Answer these from the article on the Yelp dataset:
(a) Through what model does Yelp primarily generate revenue?
(b) Under that model, what do businesses avoid paying for?
(c) How large is the Yelp dataset?

**Extract provided**
◇ ◇ ◇ ◇ ◇

The Yelp Big Data Dive: Part 1 — Working on the Menu

Sebastian Carmona A.
5 min readDec 27, 2023

--

“Without big data, you are blind and deaf and in the middle of a freeway.” — Geoffrey Moore

In today’s digital era, data-driven decision-making is paramount for businesses seeking to optimize their revenue streams. Yelp, a popular platform for business reviews and user-generated content, is no exception. Yelp primarily generates revenue through a Cost-Per-Click (CPC) model, which charges businesses for every click their ad receives on the platform. To enhance this revenue model, we can leverage Yelp’s extensive dataset, which includes detailed information about businesses, user reviews, and user interactions.

Photo by Eaters Collective on Unsplash

Understanding Yelp’s Revenue Model: CPC

Cost-per-click (CPC) is a digital advertising model where advertisers pay a fee each time their ad is clicked. This model benefits businesses by ensuring they only pay for actual engagement rather than mere ad views. For Yelp, this translates into revenue generated from local businesses eager to attract potential customers.

The Yelp Dataset: A Treasure Trove of Information

The Yelp dataset is a comprehensive collection of over 9GB of user reviews, business details, and user information. This dataset is valuable for deriving insights that can drive targeted advertising strategies.

◇ ◇ ◇ ◇ ◇

**Supplied records**
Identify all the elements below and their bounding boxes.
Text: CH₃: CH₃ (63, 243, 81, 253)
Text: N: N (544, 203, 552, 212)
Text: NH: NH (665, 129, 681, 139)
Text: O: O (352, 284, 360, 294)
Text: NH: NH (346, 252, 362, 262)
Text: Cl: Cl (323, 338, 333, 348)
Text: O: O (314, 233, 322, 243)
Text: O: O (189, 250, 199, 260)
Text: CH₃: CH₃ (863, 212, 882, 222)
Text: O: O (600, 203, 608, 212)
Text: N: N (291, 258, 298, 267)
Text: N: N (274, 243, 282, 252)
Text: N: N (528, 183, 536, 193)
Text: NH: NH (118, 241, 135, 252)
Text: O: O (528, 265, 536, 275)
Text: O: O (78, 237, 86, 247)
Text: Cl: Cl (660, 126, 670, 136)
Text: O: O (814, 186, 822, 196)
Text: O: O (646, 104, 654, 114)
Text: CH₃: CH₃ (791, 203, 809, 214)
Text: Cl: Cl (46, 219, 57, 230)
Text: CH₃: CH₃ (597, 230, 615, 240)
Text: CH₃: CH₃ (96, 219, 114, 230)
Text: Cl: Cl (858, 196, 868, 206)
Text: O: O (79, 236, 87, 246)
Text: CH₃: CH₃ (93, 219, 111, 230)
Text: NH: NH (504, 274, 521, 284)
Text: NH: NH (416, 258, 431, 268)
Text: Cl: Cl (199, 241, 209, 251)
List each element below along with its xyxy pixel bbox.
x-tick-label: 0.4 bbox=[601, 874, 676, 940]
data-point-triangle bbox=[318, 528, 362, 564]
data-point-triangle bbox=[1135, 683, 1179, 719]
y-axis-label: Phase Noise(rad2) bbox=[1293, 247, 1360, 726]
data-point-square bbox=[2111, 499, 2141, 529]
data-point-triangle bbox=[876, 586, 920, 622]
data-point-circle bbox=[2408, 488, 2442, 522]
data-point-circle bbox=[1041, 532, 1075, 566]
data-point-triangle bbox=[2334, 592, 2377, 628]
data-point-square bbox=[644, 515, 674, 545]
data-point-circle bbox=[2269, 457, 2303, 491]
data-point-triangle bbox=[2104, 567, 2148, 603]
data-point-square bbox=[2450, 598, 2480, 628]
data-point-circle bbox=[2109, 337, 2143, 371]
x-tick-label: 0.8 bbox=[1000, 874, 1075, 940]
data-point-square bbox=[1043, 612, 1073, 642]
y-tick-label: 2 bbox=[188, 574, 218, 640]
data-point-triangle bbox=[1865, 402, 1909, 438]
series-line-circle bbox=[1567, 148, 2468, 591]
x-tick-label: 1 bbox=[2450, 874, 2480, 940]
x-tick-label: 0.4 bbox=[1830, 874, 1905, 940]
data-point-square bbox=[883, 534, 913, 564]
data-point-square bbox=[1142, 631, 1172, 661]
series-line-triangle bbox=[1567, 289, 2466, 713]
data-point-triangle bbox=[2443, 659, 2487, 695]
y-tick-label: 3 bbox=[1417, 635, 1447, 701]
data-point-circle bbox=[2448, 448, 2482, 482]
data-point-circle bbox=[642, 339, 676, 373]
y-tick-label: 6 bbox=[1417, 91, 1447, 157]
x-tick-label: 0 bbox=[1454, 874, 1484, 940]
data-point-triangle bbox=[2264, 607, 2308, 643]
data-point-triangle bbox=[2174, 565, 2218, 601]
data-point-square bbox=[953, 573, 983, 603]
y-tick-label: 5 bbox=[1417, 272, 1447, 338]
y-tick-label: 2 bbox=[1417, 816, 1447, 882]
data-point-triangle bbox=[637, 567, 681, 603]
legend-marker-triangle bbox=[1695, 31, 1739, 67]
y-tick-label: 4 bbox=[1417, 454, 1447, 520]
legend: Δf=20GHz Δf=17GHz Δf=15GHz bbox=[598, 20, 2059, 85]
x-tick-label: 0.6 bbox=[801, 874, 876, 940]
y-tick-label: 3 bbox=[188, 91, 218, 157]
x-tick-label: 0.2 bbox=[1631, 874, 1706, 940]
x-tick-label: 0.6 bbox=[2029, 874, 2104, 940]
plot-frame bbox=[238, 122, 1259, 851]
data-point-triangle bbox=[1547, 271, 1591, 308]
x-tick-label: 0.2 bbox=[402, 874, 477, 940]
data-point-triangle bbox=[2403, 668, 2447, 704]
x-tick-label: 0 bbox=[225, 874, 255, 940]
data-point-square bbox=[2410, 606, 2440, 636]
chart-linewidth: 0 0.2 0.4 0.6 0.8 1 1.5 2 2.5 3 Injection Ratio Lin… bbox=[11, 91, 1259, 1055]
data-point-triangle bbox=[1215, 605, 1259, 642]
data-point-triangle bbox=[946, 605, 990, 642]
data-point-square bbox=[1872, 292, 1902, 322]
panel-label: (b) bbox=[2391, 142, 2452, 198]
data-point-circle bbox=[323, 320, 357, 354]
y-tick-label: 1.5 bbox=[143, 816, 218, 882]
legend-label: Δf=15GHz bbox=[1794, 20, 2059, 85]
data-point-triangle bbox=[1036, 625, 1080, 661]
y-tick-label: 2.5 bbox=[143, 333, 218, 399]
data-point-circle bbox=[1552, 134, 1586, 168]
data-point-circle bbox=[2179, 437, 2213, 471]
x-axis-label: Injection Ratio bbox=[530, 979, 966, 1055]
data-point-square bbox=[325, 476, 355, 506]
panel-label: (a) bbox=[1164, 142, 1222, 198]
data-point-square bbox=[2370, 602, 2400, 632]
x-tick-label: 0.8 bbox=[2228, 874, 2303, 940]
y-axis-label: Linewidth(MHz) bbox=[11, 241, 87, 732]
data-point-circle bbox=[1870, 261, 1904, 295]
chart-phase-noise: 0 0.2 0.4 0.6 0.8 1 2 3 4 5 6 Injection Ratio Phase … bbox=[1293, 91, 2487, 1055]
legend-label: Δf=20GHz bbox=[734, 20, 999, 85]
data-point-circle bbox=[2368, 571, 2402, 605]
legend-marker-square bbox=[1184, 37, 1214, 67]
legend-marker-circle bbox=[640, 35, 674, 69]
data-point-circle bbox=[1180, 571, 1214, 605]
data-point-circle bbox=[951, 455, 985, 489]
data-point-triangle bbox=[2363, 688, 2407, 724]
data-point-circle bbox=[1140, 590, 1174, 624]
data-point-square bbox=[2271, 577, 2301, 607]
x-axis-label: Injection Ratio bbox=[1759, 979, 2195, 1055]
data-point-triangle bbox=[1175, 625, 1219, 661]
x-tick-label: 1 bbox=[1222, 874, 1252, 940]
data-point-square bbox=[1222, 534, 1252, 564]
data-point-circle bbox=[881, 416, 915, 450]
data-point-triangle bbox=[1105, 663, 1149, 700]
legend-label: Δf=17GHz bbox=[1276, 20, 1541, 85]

◇ ◇ ◇ ◇ ◇

**Exercise response**
(a) A Cost-Per-Click (CPC) model, which charges businesses for every click their ad receives.
(b) Mere ad views. They pay only for actual engagement.
(c) Over 9GB.